**To do**
Would you write out the listing verbatim and skip every picture in it?

**Dataset rows**
· · · · ·

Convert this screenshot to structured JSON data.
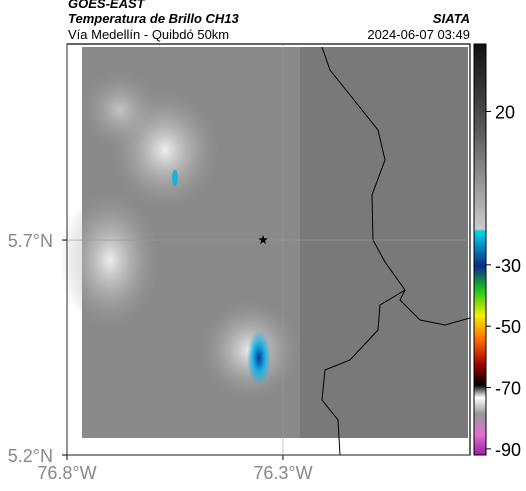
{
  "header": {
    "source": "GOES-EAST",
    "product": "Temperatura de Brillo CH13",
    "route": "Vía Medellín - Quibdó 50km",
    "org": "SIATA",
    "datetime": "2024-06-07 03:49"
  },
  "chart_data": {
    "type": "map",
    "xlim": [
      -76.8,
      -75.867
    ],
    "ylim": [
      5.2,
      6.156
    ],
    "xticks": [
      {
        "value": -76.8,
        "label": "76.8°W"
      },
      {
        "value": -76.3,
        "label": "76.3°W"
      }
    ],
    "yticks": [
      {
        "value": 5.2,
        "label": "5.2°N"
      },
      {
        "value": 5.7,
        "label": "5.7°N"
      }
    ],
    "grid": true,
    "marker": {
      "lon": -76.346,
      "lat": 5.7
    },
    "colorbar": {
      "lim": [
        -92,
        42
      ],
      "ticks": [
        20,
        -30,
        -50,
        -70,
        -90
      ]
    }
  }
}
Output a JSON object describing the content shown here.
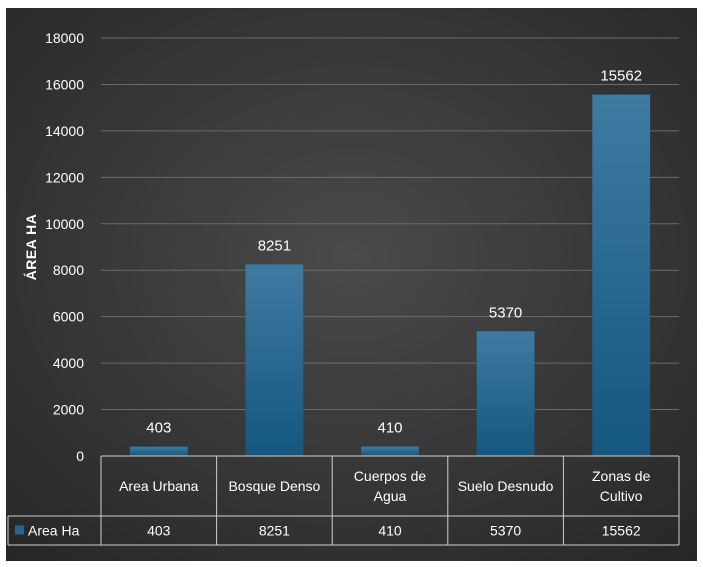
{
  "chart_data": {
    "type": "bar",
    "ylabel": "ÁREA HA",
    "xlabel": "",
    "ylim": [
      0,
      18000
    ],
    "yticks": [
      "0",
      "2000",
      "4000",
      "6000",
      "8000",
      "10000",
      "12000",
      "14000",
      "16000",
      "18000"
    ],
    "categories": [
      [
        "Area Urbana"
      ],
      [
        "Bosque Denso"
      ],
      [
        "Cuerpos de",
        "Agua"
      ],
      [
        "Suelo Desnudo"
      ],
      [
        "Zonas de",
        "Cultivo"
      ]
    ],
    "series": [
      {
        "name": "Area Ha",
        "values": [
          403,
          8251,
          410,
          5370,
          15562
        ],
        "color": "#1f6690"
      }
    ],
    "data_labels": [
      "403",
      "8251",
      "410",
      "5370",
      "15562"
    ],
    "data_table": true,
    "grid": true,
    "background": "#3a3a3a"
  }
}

· · · · ·

**Exercise output**
Convert this screenshot to structured JSON data.
{
  "header": {
    "source": "GOES-EAST",
    "product": "Temperatura de Brillo CH13",
    "route": "Vía Medellín - Quibdó 50km",
    "org": "SIATA",
    "datetime": "2024-06-07 03:49"
  },
  "chart_data": {
    "type": "map",
    "xlim": [
      -76.8,
      -75.867
    ],
    "ylim": [
      5.2,
      6.156
    ],
    "xticks": [
      {
        "value": -76.8,
        "label": "76.8°W"
      },
      {
        "value": -76.3,
        "label": "76.3°W"
      }
    ],
    "yticks": [
      {
        "value": 5.2,
        "label": "5.2°N"
      },
      {
        "value": 5.7,
        "label": "5.7°N"
      }
    ],
    "grid": true,
    "marker": {
      "lon": -76.346,
      "lat": 5.7
    },
    "colorbar": {
      "lim": [
        -92,
        42
      ],
      "ticks": [
        20,
        -30,
        -50,
        -70,
        -90
      ]
    }
  }
}
Output a JSON object describing the content shown here.
{
  "chart_data": {
    "type": "bar",
    "ylabel": "ÁREA HA",
    "xlabel": "",
    "ylim": [
      0,
      18000
    ],
    "yticks": [
      "0",
      "2000",
      "4000",
      "6000",
      "8000",
      "10000",
      "12000",
      "14000",
      "16000",
      "18000"
    ],
    "categories": [
      [
        "Area Urbana"
      ],
      [
        "Bosque Denso"
      ],
      [
        "Cuerpos de",
        "Agua"
      ],
      [
        "Suelo Desnudo"
      ],
      [
        "Zonas de",
        "Cultivo"
      ]
    ],
    "series": [
      {
        "name": "Area Ha",
        "values": [
          403,
          8251,
          410,
          5370,
          15562
        ],
        "color": "#1f6690"
      }
    ],
    "data_labels": [
      "403",
      "8251",
      "410",
      "5370",
      "15562"
    ],
    "data_table": true,
    "grid": true,
    "background": "#3a3a3a"
  }
}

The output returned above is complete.